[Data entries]

----

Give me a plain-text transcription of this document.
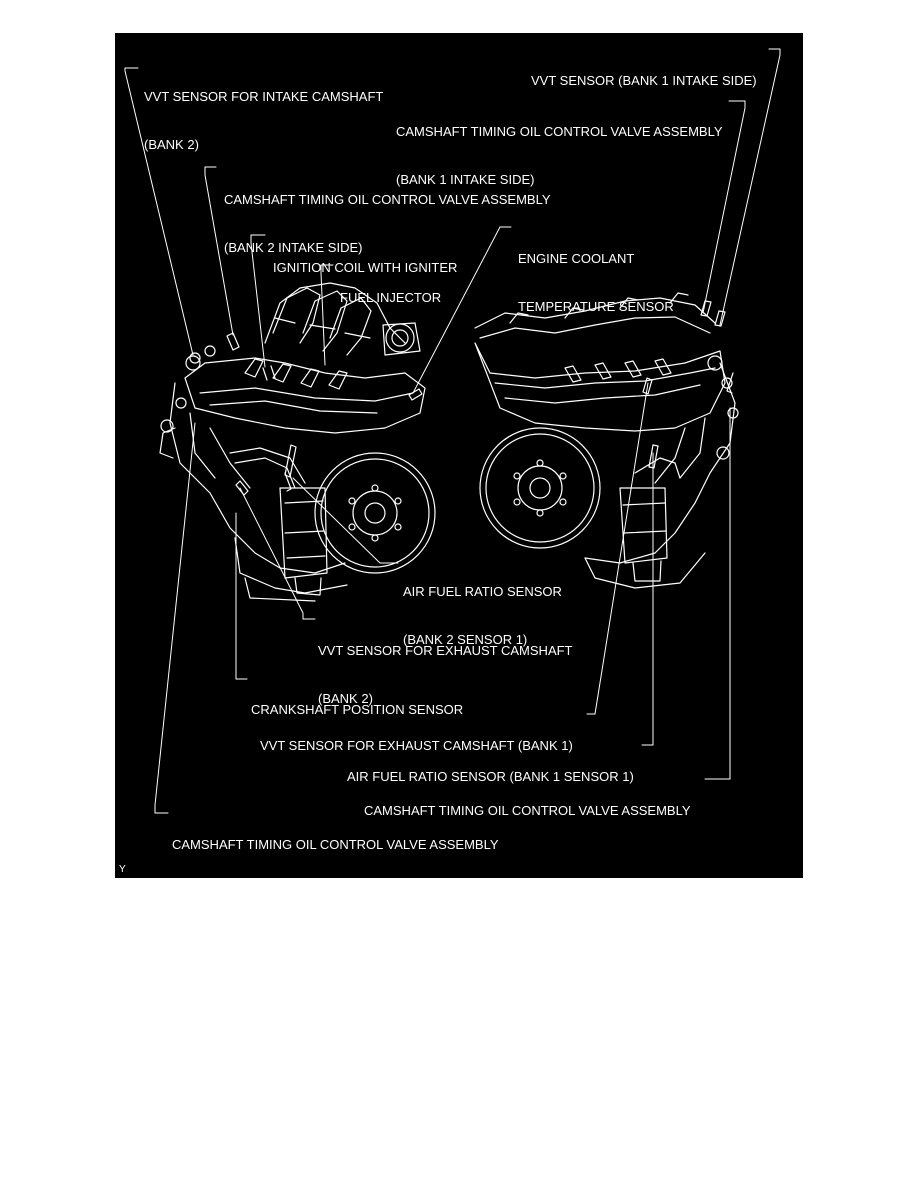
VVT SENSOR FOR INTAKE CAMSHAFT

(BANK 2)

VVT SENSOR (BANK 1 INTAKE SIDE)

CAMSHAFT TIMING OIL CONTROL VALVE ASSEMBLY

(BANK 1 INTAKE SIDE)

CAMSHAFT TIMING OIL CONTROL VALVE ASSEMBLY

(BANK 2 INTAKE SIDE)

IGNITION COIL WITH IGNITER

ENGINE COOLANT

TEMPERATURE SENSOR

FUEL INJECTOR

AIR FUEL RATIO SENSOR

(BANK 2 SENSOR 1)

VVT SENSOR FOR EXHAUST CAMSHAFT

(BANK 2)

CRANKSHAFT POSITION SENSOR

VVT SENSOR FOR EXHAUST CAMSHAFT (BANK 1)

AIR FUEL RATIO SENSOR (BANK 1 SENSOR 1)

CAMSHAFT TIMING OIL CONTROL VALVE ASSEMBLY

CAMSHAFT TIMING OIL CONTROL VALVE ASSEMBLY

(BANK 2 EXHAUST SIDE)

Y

----

- _EXERCISE_
Repeat each entry exactly. Pictures do not belong in the copy.

- _SOLUTION FOR THIS EXERCISE_
Give me a plain-text transcription of this document.
VVT SENSOR FOR INTAKE CAMSHAFT

(BANK 2)

VVT SENSOR (BANK 1 INTAKE SIDE)

CAMSHAFT TIMING OIL CONTROL VALVE ASSEMBLY

(BANK 1 INTAKE SIDE)

CAMSHAFT TIMING OIL CONTROL VALVE ASSEMBLY

(BANK 2 INTAKE SIDE)

IGNITION COIL WITH IGNITER

ENGINE COOLANT

TEMPERATURE SENSOR

FUEL INJECTOR

AIR FUEL RATIO SENSOR

(BANK 2 SENSOR 1)

VVT SENSOR FOR EXHAUST CAMSHAFT

(BANK 2)

CRANKSHAFT POSITION SENSOR

VVT SENSOR FOR EXHAUST CAMSHAFT (BANK 1)

AIR FUEL RATIO SENSOR (BANK 1 SENSOR 1)

CAMSHAFT TIMING OIL CONTROL VALVE ASSEMBLY

CAMSHAFT TIMING OIL CONTROL VALVE ASSEMBLY

(BANK 2 EXHAUST SIDE)

Y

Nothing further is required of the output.